Data entries:

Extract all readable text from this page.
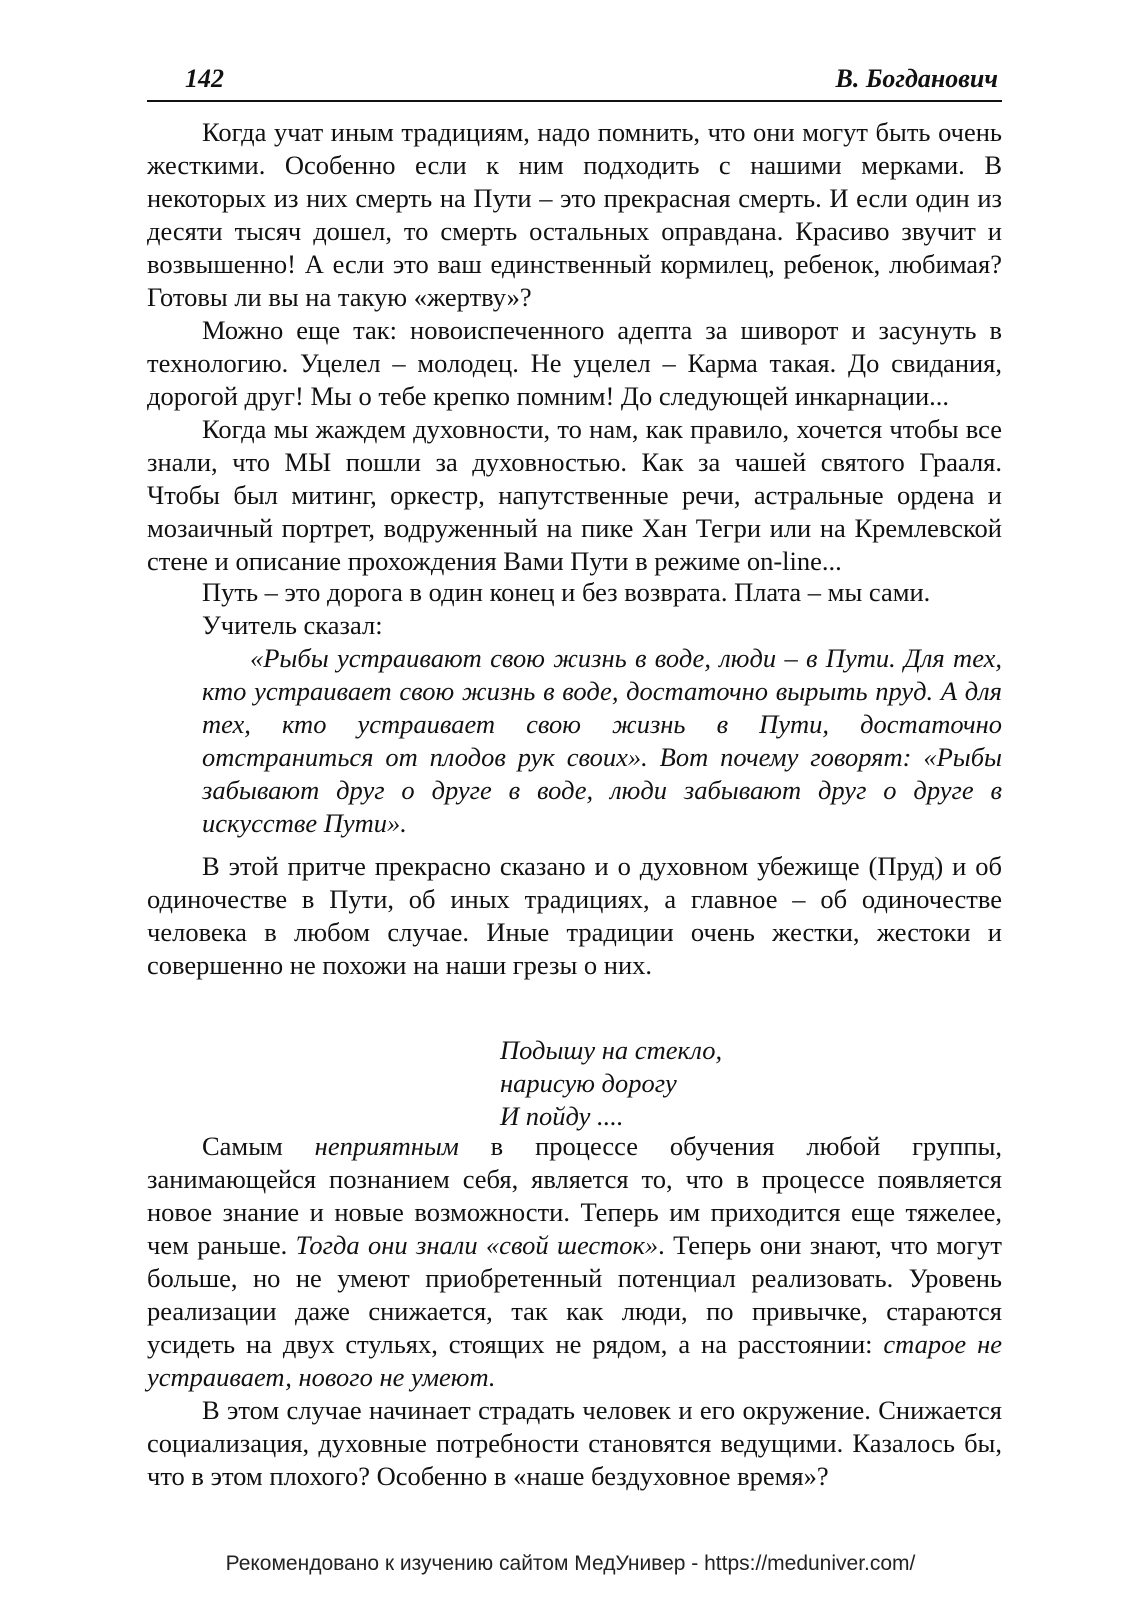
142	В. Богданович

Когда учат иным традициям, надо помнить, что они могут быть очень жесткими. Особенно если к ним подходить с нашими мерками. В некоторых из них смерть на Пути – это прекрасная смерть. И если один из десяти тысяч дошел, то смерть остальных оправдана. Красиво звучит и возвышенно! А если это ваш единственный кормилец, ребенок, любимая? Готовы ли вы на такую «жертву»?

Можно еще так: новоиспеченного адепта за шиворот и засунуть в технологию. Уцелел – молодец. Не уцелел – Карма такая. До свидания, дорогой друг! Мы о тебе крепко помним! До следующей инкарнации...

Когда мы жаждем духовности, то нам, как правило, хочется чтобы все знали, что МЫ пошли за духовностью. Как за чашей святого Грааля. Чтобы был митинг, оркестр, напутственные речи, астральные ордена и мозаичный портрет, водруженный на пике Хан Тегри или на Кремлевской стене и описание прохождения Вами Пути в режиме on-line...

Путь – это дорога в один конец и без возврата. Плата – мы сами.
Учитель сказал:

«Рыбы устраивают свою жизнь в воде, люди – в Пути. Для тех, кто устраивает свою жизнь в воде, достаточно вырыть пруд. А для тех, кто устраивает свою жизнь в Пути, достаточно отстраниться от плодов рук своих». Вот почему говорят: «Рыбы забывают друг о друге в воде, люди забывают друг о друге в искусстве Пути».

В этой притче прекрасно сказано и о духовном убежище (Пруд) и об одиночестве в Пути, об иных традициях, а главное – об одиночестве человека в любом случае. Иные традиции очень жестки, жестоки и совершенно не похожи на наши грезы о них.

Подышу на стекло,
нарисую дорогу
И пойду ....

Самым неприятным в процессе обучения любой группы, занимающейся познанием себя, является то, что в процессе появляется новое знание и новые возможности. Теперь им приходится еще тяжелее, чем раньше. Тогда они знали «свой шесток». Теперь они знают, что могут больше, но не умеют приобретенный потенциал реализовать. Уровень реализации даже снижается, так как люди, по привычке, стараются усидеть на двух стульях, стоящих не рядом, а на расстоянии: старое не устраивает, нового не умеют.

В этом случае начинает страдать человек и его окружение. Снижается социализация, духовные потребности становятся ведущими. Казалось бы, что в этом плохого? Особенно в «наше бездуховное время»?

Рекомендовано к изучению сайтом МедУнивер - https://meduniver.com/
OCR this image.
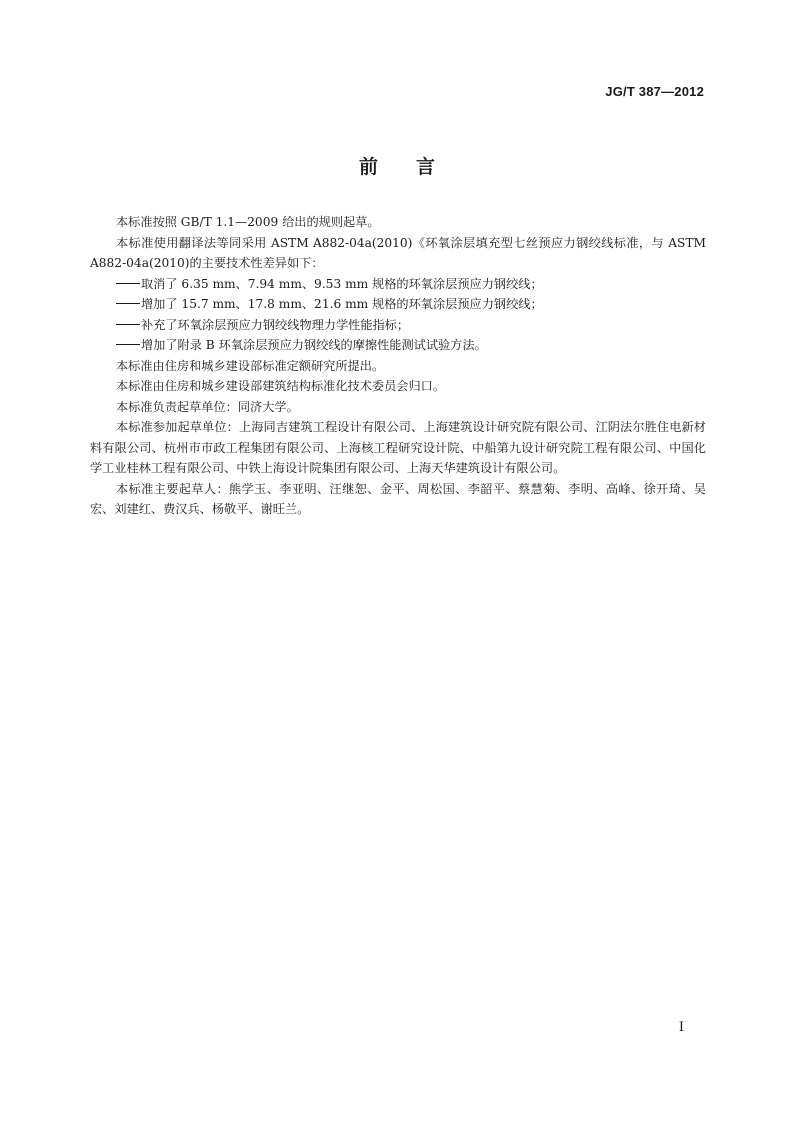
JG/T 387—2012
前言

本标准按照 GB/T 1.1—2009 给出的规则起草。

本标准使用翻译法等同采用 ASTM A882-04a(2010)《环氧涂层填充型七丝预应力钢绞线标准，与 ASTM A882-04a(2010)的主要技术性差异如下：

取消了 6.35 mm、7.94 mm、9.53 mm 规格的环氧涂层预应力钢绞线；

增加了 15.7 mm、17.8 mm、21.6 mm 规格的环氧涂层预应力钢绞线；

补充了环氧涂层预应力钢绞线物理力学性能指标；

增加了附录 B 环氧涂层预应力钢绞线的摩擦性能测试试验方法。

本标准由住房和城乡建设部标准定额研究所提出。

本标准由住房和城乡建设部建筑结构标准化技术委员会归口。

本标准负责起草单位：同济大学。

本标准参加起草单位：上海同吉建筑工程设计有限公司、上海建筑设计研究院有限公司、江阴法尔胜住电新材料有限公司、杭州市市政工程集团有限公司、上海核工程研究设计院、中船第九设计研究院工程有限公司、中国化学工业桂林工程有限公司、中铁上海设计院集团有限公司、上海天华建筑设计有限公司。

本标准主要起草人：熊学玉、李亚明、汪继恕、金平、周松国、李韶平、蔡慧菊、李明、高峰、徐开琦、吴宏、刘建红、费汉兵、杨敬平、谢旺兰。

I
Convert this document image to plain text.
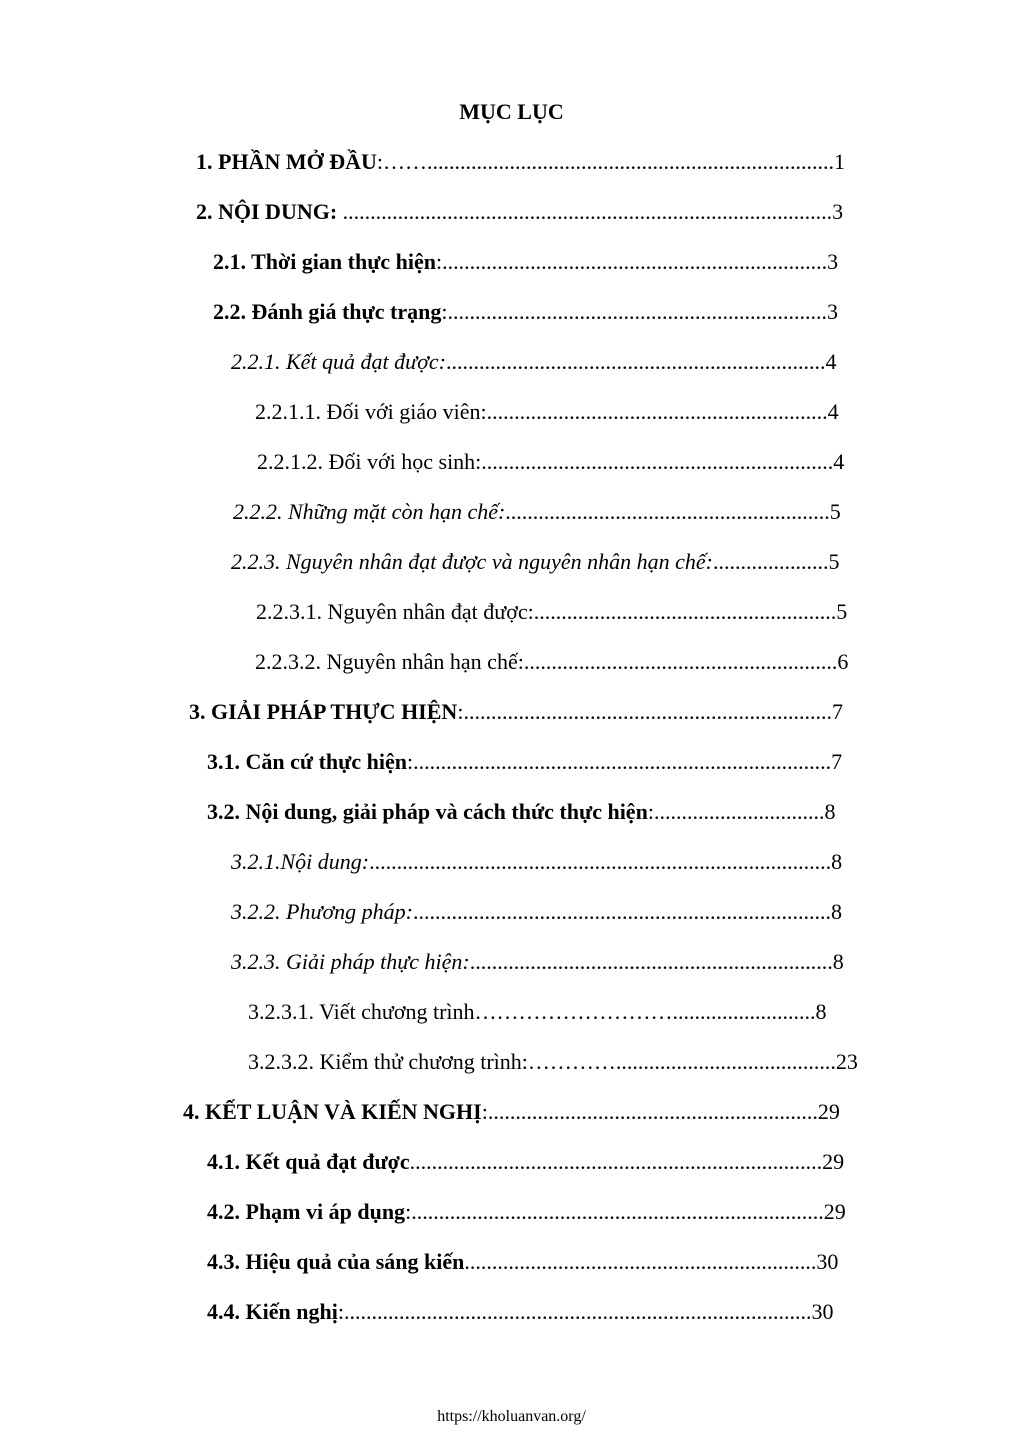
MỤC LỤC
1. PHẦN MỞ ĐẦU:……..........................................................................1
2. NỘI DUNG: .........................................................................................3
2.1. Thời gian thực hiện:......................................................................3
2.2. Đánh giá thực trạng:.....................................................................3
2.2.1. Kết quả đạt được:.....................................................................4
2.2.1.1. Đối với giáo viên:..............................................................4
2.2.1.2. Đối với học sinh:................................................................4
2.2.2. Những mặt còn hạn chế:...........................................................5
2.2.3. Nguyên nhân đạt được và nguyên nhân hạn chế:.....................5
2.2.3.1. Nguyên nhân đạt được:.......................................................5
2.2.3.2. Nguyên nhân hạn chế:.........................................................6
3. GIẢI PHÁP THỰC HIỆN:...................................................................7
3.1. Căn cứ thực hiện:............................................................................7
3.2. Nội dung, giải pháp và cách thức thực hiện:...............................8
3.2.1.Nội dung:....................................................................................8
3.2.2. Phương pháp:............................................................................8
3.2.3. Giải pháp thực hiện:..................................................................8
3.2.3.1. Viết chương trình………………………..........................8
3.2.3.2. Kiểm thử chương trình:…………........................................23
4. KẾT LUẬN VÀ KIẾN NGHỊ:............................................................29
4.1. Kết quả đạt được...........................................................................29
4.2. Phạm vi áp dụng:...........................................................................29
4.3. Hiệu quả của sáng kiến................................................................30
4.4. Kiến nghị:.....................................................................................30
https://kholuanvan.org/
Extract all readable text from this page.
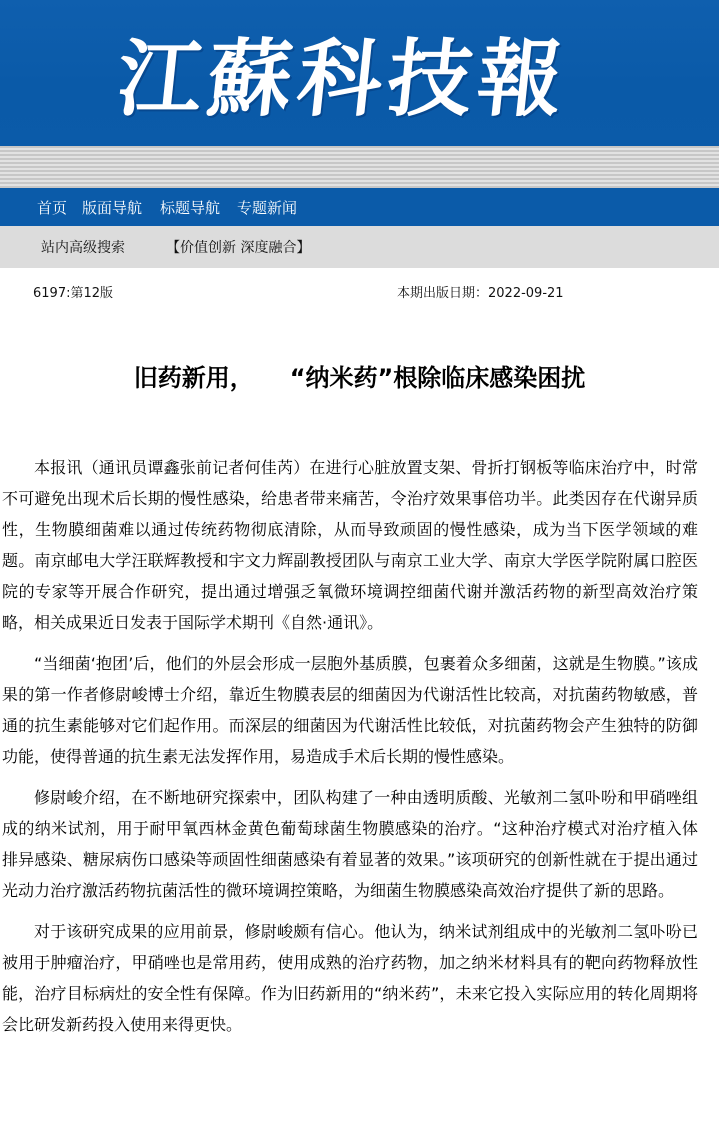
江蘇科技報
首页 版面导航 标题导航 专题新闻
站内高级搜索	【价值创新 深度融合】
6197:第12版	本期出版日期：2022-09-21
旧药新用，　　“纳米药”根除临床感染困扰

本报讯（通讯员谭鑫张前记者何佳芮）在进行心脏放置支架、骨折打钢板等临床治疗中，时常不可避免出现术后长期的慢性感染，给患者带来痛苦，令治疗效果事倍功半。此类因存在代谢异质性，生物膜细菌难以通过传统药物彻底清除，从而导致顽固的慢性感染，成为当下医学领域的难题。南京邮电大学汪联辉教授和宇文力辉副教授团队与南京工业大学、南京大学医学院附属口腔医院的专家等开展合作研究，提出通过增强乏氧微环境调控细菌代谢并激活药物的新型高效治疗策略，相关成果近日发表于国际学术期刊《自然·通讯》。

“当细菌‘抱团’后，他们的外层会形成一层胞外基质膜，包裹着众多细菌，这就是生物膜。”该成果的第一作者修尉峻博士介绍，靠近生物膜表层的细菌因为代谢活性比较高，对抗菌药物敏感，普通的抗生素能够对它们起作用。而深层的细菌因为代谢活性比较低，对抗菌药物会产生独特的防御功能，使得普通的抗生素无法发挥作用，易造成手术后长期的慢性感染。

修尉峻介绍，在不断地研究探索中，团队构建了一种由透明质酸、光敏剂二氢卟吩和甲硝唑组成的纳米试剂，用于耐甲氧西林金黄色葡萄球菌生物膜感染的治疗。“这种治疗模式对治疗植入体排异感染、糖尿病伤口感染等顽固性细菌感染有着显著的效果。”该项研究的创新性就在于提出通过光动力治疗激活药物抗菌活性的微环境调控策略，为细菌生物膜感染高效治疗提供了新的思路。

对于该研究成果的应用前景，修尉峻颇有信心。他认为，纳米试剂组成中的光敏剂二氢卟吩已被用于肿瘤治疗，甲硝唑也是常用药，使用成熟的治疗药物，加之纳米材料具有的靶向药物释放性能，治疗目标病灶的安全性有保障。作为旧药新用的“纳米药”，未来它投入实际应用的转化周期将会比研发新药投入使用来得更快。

Written task:
Transcribe every entry word for word, but omit the pictures.

Full output:
Extract all readable text from this page.
142	В. Богданович

Когда учат иным традициям, надо помнить, что они могут быть очень жесткими. Особенно если к ним подходить с нашими мерками. В некоторых из них смерть на Пути – это прекрасная смерть. И если один из десяти тысяч дошел, то смерть остальных оправдана. Красиво звучит и возвышенно! А если это ваш единственный кормилец, ребенок, любимая? Готовы ли вы на такую «жертву»?

Можно еще так: новоиспеченного адепта за шиворот и засунуть в технологию. Уцелел – молодец. Не уцелел – Карма такая. До свидания, дорогой друг! Мы о тебе крепко помним! До следующей инкарнации...

Когда мы жаждем духовности, то нам, как правило, хочется чтобы все знали, что МЫ пошли за духовностью. Как за чашей святого Грааля. Чтобы был митинг, оркестр, напутственные речи, астральные ордена и мозаичный портрет, водруженный на пике Хан Тегри или на Кремлевской стене и описание прохождения Вами Пути в режиме on-line...

Путь – это дорога в один конец и без возврата. Плата – мы сами.
Учитель сказал:

«Рыбы устраивают свою жизнь в воде, люди – в Пути. Для тех, кто устраивает свою жизнь в воде, достаточно вырыть пруд. А для тех, кто устраивает свою жизнь в Пути, достаточно отстраниться от плодов рук своих». Вот почему говорят: «Рыбы забывают друг о друге в воде, люди забывают друг о друге в искусстве Пути».

В этой притче прекрасно сказано и о духовном убежище (Пруд) и об одиночестве в Пути, об иных традициях, а главное – об одиночестве человека в любом случае. Иные традиции очень жестки, жестоки и совершенно не похожи на наши грезы о них.

Подышу на стекло,
нарисую дорогу
И пойду ....

Самым неприятным в процессе обучения любой группы, занимающейся познанием себя, является то, что в процессе появляется новое знание и новые возможности. Теперь им приходится еще тяжелее, чем раньше. Тогда они знали «свой шесток». Теперь они знают, что могут больше, но не умеют приобретенный потенциал реализовать. Уровень реализации даже снижается, так как люди, по привычке, стараются усидеть на двух стульях, стоящих не рядом, а на расстоянии: старое не устраивает, нового не умеют.

В этом случае начинает страдать человек и его окружение. Снижается социализация, духовные потребности становятся ведущими. Казалось бы, что в этом плохого? Особенно в «наше бездуховное время»?

Рекомендовано к изучению сайтом МедУнивер - https://meduniver.com/
OCR this image.
JG/T 387—2012
前言

本标准按照 GB/T 1.1—2009 给出的规则起草。

本标准使用翻译法等同采用 ASTM A882-04a(2010)《环氧涂层填充型七丝预应力钢绞线标准，与 ASTM A882-04a(2010)的主要技术性差异如下：

取消了 6.35 mm、7.94 mm、9.53 mm 规格的环氧涂层预应力钢绞线；

增加了 15.7 mm、17.8 mm、21.6 mm 规格的环氧涂层预应力钢绞线；

补充了环氧涂层预应力钢绞线物理力学性能指标；

增加了附录 B 环氧涂层预应力钢绞线的摩擦性能测试试验方法。

本标准由住房和城乡建设部标准定额研究所提出。

本标准由住房和城乡建设部建筑结构标准化技术委员会归口。

本标准负责起草单位：同济大学。

本标准参加起草单位：上海同吉建筑工程设计有限公司、上海建筑设计研究院有限公司、江阴法尔胜住电新材料有限公司、杭州市市政工程集团有限公司、上海核工程研究设计院、中船第九设计研究院工程有限公司、中国化学工业桂林工程有限公司、中铁上海设计院集团有限公司、上海天华建筑设计有限公司。

本标准主要起草人：熊学玉、李亚明、汪继恕、金平、周松国、李韶平、蔡慧菊、李明、高峰、徐开琦、吴宏、刘建红、费汉兵、杨敬平、谢旺兰。

I
Convert this document image to plain text.
MỤC LỤC
1. PHẦN MỞ ĐẦU:……..........................................................................1
2. NỘI DUNG: .........................................................................................3
2.1. Thời gian thực hiện:......................................................................3
2.2. Đánh giá thực trạng:.....................................................................3
2.2.1. Kết quả đạt được:.....................................................................4
2.2.1.1. Đối với giáo viên:..............................................................4
2.2.1.2. Đối với học sinh:................................................................4
2.2.2. Những mặt còn hạn chế:...........................................................5
2.2.3. Nguyên nhân đạt được và nguyên nhân hạn chế:.....................5
2.2.3.1. Nguyên nhân đạt được:.......................................................5
2.2.3.2. Nguyên nhân hạn chế:.........................................................6
3. GIẢI PHÁP THỰC HIỆN:...................................................................7
3.1. Căn cứ thực hiện:............................................................................7
3.2. Nội dung, giải pháp và cách thức thực hiện:...............................8
3.2.1.Nội dung:....................................................................................8
3.2.2. Phương pháp:............................................................................8
3.2.3. Giải pháp thực hiện:..................................................................8
3.2.3.1. Viết chương trình………………………..........................8
3.2.3.2. Kiểm thử chương trình:…………........................................23
4. KẾT LUẬN VÀ KIẾN NGHỊ:............................................................29
4.1. Kết quả đạt được...........................................................................29
4.2. Phạm vi áp dụng:...........................................................................29
4.3. Hiệu quả của sáng kiến................................................................30
4.4. Kiến nghị:.....................................................................................30
https://kholuanvan.org/
Extract all readable text from this page.
江蘇科技報
首页 版面导航 标题导航 专题新闻
站内高级搜索	【价值创新 深度融合】
6197:第12版	本期出版日期：2022-09-21
旧药新用，　　“纳米药”根除临床感染困扰

本报讯（通讯员谭鑫张前记者何佳芮）在进行心脏放置支架、骨折打钢板等临床治疗中，时常不可避免出现术后长期的慢性感染，给患者带来痛苦，令治疗效果事倍功半。此类因存在代谢异质性，生物膜细菌难以通过传统药物彻底清除，从而导致顽固的慢性感染，成为当下医学领域的难题。南京邮电大学汪联辉教授和宇文力辉副教授团队与南京工业大学、南京大学医学院附属口腔医院的专家等开展合作研究，提出通过增强乏氧微环境调控细菌代谢并激活药物的新型高效治疗策略，相关成果近日发表于国际学术期刊《自然·通讯》。

“当细菌‘抱团’后，他们的外层会形成一层胞外基质膜，包裹着众多细菌，这就是生物膜。”该成果的第一作者修尉峻博士介绍，靠近生物膜表层的细菌因为代谢活性比较高，对抗菌药物敏感，普通的抗生素能够对它们起作用。而深层的细菌因为代谢活性比较低，对抗菌药物会产生独特的防御功能，使得普通的抗生素无法发挥作用，易造成手术后长期的慢性感染。

修尉峻介绍，在不断地研究探索中，团队构建了一种由透明质酸、光敏剂二氢卟吩和甲硝唑组成的纳米试剂，用于耐甲氧西林金黄色葡萄球菌生物膜感染的治疗。“这种治疗模式对治疗植入体排异感染、糖尿病伤口感染等顽固性细菌感染有着显著的效果。”该项研究的创新性就在于提出通过光动力治疗激活药物抗菌活性的微环境调控策略，为细菌生物膜感染高效治疗提供了新的思路。

对于该研究成果的应用前景，修尉峻颇有信心。他认为，纳米试剂组成中的光敏剂二氢卟吩已被用于肿瘤治疗，甲硝唑也是常用药，使用成熟的治疗药物，加之纳米材料具有的靶向药物释放性能，治疗目标病灶的安全性有保障。作为旧药新用的“纳米药”，未来它投入实际应用的转化周期将会比研发新药投入使用来得更快。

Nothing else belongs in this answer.